_Instructions for the task_
Print exactly the lines from the line with "Serialize everything readable" to the last line of the data, please, both included.
>> START Provided information
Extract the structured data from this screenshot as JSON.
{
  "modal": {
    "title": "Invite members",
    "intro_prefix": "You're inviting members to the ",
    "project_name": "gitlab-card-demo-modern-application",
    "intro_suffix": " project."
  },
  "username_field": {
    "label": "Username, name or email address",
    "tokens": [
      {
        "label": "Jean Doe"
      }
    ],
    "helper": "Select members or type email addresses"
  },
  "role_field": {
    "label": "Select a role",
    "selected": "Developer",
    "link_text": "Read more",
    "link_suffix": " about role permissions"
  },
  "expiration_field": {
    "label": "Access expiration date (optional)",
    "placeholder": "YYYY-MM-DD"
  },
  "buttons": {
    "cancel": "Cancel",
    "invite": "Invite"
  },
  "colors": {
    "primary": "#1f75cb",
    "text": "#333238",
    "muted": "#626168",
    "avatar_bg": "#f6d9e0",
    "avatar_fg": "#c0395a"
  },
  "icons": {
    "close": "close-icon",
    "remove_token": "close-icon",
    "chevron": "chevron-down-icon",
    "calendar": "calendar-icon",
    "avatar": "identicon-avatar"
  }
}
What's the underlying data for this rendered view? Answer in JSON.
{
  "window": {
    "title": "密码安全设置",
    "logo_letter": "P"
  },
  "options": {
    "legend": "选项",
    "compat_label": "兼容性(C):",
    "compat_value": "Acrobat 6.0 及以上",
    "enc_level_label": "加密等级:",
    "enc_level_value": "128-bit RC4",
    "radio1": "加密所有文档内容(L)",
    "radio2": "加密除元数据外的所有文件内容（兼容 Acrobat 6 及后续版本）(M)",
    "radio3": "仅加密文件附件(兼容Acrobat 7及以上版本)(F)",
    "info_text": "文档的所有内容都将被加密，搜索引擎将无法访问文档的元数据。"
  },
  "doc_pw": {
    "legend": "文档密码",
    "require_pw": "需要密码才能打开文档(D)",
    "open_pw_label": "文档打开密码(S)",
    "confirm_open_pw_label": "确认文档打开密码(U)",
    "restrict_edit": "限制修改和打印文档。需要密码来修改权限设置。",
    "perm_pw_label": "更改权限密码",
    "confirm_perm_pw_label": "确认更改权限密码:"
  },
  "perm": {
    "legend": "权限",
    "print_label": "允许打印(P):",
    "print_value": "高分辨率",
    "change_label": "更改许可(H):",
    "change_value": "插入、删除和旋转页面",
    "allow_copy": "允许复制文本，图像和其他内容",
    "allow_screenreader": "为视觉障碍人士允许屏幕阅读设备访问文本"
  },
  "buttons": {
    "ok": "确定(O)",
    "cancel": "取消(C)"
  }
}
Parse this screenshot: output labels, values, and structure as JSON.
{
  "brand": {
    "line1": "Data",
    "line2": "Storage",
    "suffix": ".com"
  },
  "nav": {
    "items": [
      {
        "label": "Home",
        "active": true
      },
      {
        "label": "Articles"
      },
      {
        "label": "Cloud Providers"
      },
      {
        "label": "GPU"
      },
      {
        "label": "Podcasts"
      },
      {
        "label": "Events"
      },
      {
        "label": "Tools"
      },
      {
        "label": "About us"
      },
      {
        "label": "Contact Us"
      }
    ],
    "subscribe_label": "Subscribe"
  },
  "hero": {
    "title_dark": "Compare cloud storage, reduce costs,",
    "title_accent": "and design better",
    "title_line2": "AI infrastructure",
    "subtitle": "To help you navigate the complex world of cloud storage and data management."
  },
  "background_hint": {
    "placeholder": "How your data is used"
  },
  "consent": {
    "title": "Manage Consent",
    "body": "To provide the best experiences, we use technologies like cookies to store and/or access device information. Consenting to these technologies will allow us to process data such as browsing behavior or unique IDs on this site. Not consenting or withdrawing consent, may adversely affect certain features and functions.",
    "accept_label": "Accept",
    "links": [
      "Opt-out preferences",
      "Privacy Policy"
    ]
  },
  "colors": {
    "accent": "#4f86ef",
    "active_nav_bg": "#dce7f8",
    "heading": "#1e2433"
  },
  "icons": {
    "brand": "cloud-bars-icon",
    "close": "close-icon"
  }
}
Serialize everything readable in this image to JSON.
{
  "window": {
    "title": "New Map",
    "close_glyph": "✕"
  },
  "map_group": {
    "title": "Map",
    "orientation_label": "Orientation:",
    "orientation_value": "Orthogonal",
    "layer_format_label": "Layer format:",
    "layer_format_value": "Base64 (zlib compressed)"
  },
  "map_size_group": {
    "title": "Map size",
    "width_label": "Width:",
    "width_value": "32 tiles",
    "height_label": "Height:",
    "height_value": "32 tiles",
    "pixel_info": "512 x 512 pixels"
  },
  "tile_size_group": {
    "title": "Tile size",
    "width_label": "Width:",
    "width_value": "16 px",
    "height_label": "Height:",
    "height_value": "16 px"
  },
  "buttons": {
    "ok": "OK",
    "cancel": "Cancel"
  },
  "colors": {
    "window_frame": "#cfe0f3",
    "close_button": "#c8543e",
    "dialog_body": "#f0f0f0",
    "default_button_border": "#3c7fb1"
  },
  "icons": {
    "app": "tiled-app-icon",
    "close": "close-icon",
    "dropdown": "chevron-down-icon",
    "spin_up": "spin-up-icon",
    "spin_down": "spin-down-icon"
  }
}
>> END Provided information
_Response below_
Serialize everything readable in this image to JSON.
{
  "window": {
    "title": "New Map",
    "close_glyph": "✕"
  },
  "map_group": {
    "title": "Map",
    "orientation_label": "Orientation:",
    "orientation_value": "Orthogonal",
    "layer_format_label": "Layer format:",
    "layer_format_value": "Base64 (zlib compressed)"
  },
  "map_size_group": {
    "title": "Map size",
    "width_label": "Width:",
    "width_value": "32 tiles",
    "height_label": "Height:",
    "height_value": "32 tiles",
    "pixel_info": "512 x 512 pixels"
  },
  "tile_size_group": {
    "title": "Tile size",
    "width_label": "Width:",
    "width_value": "16 px",
    "height_label": "Height:",
    "height_value": "16 px"
  },
  "buttons": {
    "ok": "OK",
    "cancel": "Cancel"
  },
  "colors": {
    "window_frame": "#cfe0f3",
    "close_button": "#c8543e",
    "dialog_body": "#f0f0f0",
    "default_button_border": "#3c7fb1"
  },
  "icons": {
    "app": "tiled-app-icon",
    "close": "close-icon",
    "dropdown": "chevron-down-icon",
    "spin_up": "spin-up-icon",
    "spin_down": "spin-down-icon"
  }
}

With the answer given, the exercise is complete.